[Problem details]
Give the number of lines in the entries that contain "What". State only the count.

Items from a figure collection
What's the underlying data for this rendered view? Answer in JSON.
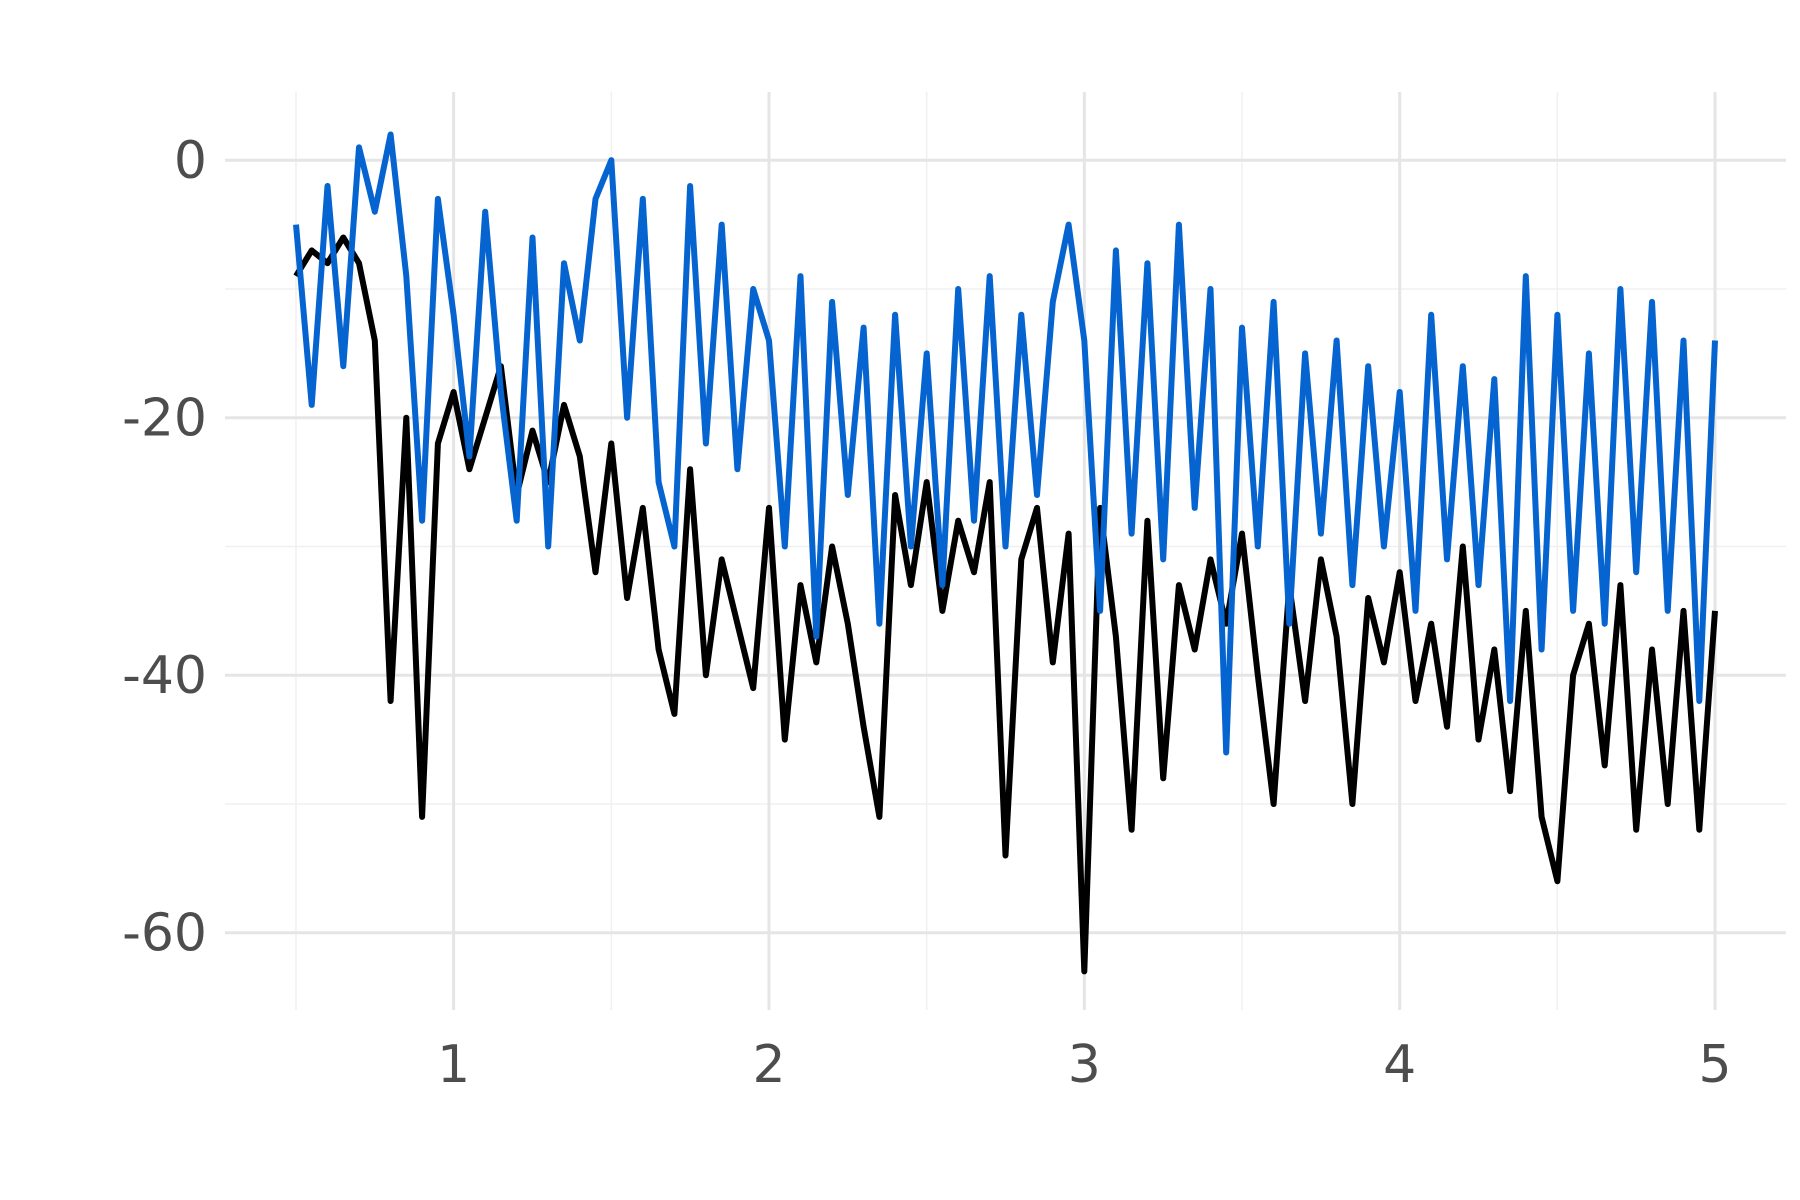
{
  "chart_data": {
    "type": "line",
    "x": [
      0.5,
      0.55,
      0.6,
      0.65,
      0.7,
      0.75,
      0.8,
      0.85,
      0.9,
      0.95,
      1.0,
      1.05,
      1.1,
      1.15,
      1.2,
      1.25,
      1.3,
      1.35,
      1.4,
      1.45,
      1.5,
      1.55,
      1.6,
      1.65,
      1.7,
      1.75,
      1.8,
      1.85,
      1.9,
      1.95,
      2.0,
      2.05,
      2.1,
      2.15,
      2.2,
      2.25,
      2.3,
      2.35,
      2.4,
      2.45,
      2.5,
      2.55,
      2.6,
      2.65,
      2.7,
      2.75,
      2.8,
      2.85,
      2.9,
      2.95,
      3.0,
      3.05,
      3.1,
      3.15,
      3.2,
      3.25,
      3.3,
      3.35,
      3.4,
      3.45,
      3.5,
      3.55,
      3.6,
      3.65,
      3.7,
      3.75,
      3.8,
      3.85,
      3.9,
      3.95,
      4.0,
      4.05,
      4.1,
      4.15,
      4.2,
      4.25,
      4.3,
      4.35,
      4.4,
      4.45,
      4.5,
      4.55,
      4.6,
      4.65,
      4.7,
      4.75,
      4.8,
      4.85,
      4.9,
      4.95,
      5.0
    ],
    "series": [
      {
        "color": "#000000",
        "values": [
          -9,
          -7,
          -8,
          -6,
          -8,
          -14,
          -42,
          -20,
          -51,
          -22,
          -18,
          -24,
          -20,
          -16,
          -26,
          -21,
          -25,
          -19,
          -23,
          -32,
          -22,
          -34,
          -27,
          -38,
          -43,
          -24,
          -40,
          -31,
          -36,
          -41,
          -27,
          -45,
          -33,
          -39,
          -30,
          -36,
          -44,
          -51,
          -26,
          -33,
          -25,
          -35,
          -28,
          -32,
          -25,
          -54,
          -31,
          -27,
          -39,
          -29,
          -63,
          -27,
          -37,
          -52,
          -28,
          -48,
          -33,
          -38,
          -31,
          -36,
          -29,
          -40,
          -50,
          -33,
          -42,
          -31,
          -37,
          -50,
          -34,
          -39,
          -32,
          -42,
          -36,
          -44,
          -30,
          -45,
          -38,
          -49,
          -35,
          -51,
          -56,
          -40,
          -36,
          -47,
          -33,
          -52,
          -38,
          -50,
          -35,
          -52,
          -35
        ]
      },
      {
        "color": "#0564cf",
        "values": [
          -5,
          -19,
          -2,
          -16,
          1,
          -4,
          2,
          -9,
          -28,
          -3,
          -12,
          -23,
          -4,
          -18,
          -28,
          -6,
          -30,
          -8,
          -14,
          -3,
          0,
          -20,
          -3,
          -25,
          -30,
          -2,
          -22,
          -5,
          -24,
          -10,
          -14,
          -30,
          -9,
          -37,
          -11,
          -26,
          -13,
          -36,
          -12,
          -30,
          -15,
          -33,
          -10,
          -28,
          -9,
          -30,
          -12,
          -26,
          -11,
          -5,
          -14,
          -35,
          -7,
          -29,
          -8,
          -31,
          -5,
          -27,
          -10,
          -46,
          -13,
          -30,
          -11,
          -36,
          -15,
          -29,
          -14,
          -33,
          -16,
          -30,
          -18,
          -35,
          -12,
          -31,
          -16,
          -33,
          -17,
          -42,
          -9,
          -38,
          -12,
          -35,
          -15,
          -36,
          -10,
          -32,
          -11,
          -35,
          -14,
          -42,
          -14
        ]
      }
    ],
    "xlim": [
      0.275,
      5.225
    ],
    "xticks": [
      1,
      2,
      3,
      4,
      5
    ],
    "xminor": [
      0.5,
      1.5,
      2.5,
      3.5,
      4.5
    ],
    "ylim": [
      -66,
      5.3
    ],
    "yticks": [
      -60,
      -40,
      -20,
      0
    ],
    "yminor": [
      -50,
      -30,
      -10
    ],
    "grid": true
  }
}
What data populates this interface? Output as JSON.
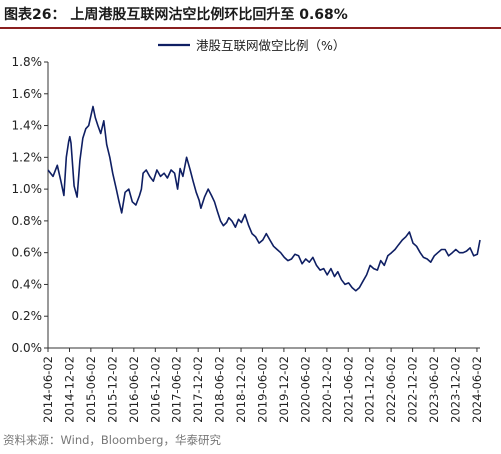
{
  "title": "图表26：  上周港股互联网沽空比例环比回升至 0.68%",
  "source": "资料来源：Wind，Bloomberg，华泰研究",
  "colors": {
    "series": "#0f1f63",
    "axis": "#333333",
    "title_rule": "#8a1f1f"
  },
  "chart_data": {
    "type": "line",
    "legend": {
      "position": "top-center",
      "entries": [
        "港股互联网做空比例（%）"
      ]
    },
    "grid": false,
    "x_tick_labels": [
      "2014-06-02",
      "2014-12-02",
      "2015-06-02",
      "2015-12-02",
      "2016-06-02",
      "2016-12-02",
      "2017-06-02",
      "2017-12-02",
      "2018-06-02",
      "2018-12-02",
      "2019-06-02",
      "2019-12-02",
      "2020-06-02",
      "2020-12-02",
      "2021-06-02",
      "2021-12-02",
      "2022-06-02",
      "2022-12-02",
      "2023-06-02",
      "2023-12-02",
      "2024-06-02"
    ],
    "y_tick_labels": [
      "0.0%",
      "0.2%",
      "0.4%",
      "0.6%",
      "0.8%",
      "1.0%",
      "1.2%",
      "1.4%",
      "1.6%",
      "1.8%"
    ],
    "ylim": [
      0,
      1.8
    ],
    "xlim": [
      "2014-06-02",
      "2024-06-28"
    ],
    "series": [
      {
        "name": "港股互联网做空比例（%）",
        "x": [
          "2014-06-02",
          "2014-07-15",
          "2014-08-20",
          "2014-09-20",
          "2014-10-15",
          "2014-11-05",
          "2014-11-25",
          "2014-12-05",
          "2014-12-15",
          "2015-01-10",
          "2015-02-05",
          "2015-03-01",
          "2015-03-25",
          "2015-04-20",
          "2015-05-15",
          "2015-06-05",
          "2015-06-20",
          "2015-07-10",
          "2015-08-01",
          "2015-08-25",
          "2015-09-20",
          "2015-10-15",
          "2015-11-10",
          "2015-12-05",
          "2016-01-05",
          "2016-01-25",
          "2016-02-20",
          "2016-03-20",
          "2016-04-20",
          "2016-05-20",
          "2016-06-20",
          "2016-07-20",
          "2016-08-05",
          "2016-08-20",
          "2016-09-15",
          "2016-10-15",
          "2016-11-15",
          "2016-12-15",
          "2017-01-15",
          "2017-02-15",
          "2017-03-15",
          "2017-04-15",
          "2017-05-15",
          "2017-06-10",
          "2017-07-01",
          "2017-07-25",
          "2017-08-25",
          "2017-09-25",
          "2017-10-20",
          "2017-11-15",
          "2017-12-10",
          "2017-12-25",
          "2018-01-25",
          "2018-02-25",
          "2018-03-25",
          "2018-04-20",
          "2018-05-15",
          "2018-06-10",
          "2018-07-05",
          "2018-08-01",
          "2018-08-20",
          "2018-09-15",
          "2018-10-15",
          "2018-11-10",
          "2018-12-05",
          "2019-01-05",
          "2019-02-05",
          "2019-03-05",
          "2019-04-05",
          "2019-05-05",
          "2019-06-05",
          "2019-07-05",
          "2019-08-05",
          "2019-09-05",
          "2019-10-05",
          "2019-11-05",
          "2019-12-05",
          "2020-01-05",
          "2020-02-05",
          "2020-03-05",
          "2020-04-05",
          "2020-05-05",
          "2020-06-05",
          "2020-07-05",
          "2020-08-05",
          "2020-09-05",
          "2020-10-05",
          "2020-11-05",
          "2020-12-05",
          "2021-01-05",
          "2021-02-05",
          "2021-03-05",
          "2021-04-05",
          "2021-05-05",
          "2021-06-05",
          "2021-07-05",
          "2021-08-05",
          "2021-09-05",
          "2021-10-05",
          "2021-11-05",
          "2021-12-05",
          "2022-01-05",
          "2022-02-05",
          "2022-03-05",
          "2022-04-05",
          "2022-05-05",
          "2022-06-05",
          "2022-07-05",
          "2022-08-05",
          "2022-09-05",
          "2022-10-05",
          "2022-11-05",
          "2022-12-05",
          "2023-01-05",
          "2023-02-05",
          "2023-03-05",
          "2023-04-05",
          "2023-05-05",
          "2023-06-05",
          "2023-07-05",
          "2023-08-05",
          "2023-09-05",
          "2023-10-05",
          "2023-11-05",
          "2023-12-05",
          "2024-01-05",
          "2024-02-05",
          "2024-03-05",
          "2024-04-05",
          "2024-05-05",
          "2024-06-05",
          "2024-06-28"
        ],
        "values": [
          1.12,
          1.08,
          1.15,
          1.05,
          0.96,
          1.2,
          1.3,
          1.33,
          1.29,
          1.02,
          0.95,
          1.18,
          1.32,
          1.38,
          1.4,
          1.47,
          1.52,
          1.45,
          1.4,
          1.35,
          1.43,
          1.28,
          1.2,
          1.1,
          1.0,
          0.93,
          0.85,
          0.98,
          1.0,
          0.92,
          0.9,
          0.96,
          1.0,
          1.1,
          1.12,
          1.08,
          1.05,
          1.12,
          1.08,
          1.1,
          1.07,
          1.12,
          1.1,
          1.0,
          1.13,
          1.08,
          1.2,
          1.12,
          1.05,
          0.98,
          0.93,
          0.88,
          0.95,
          1.0,
          0.96,
          0.92,
          0.86,
          0.8,
          0.77,
          0.79,
          0.82,
          0.8,
          0.76,
          0.81,
          0.79,
          0.84,
          0.77,
          0.72,
          0.7,
          0.66,
          0.68,
          0.72,
          0.68,
          0.64,
          0.62,
          0.6,
          0.57,
          0.55,
          0.56,
          0.59,
          0.58,
          0.53,
          0.56,
          0.54,
          0.57,
          0.52,
          0.49,
          0.5,
          0.46,
          0.5,
          0.45,
          0.48,
          0.43,
          0.4,
          0.41,
          0.38,
          0.36,
          0.38,
          0.42,
          0.46,
          0.52,
          0.5,
          0.49,
          0.55,
          0.52,
          0.58,
          0.6,
          0.62,
          0.65,
          0.68,
          0.7,
          0.73,
          0.66,
          0.64,
          0.6,
          0.57,
          0.56,
          0.54,
          0.58,
          0.6,
          0.62,
          0.62,
          0.58,
          0.6,
          0.62,
          0.6,
          0.6,
          0.61,
          0.63,
          0.58,
          0.59,
          0.68
        ]
      }
    ]
  }
}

[The response]
2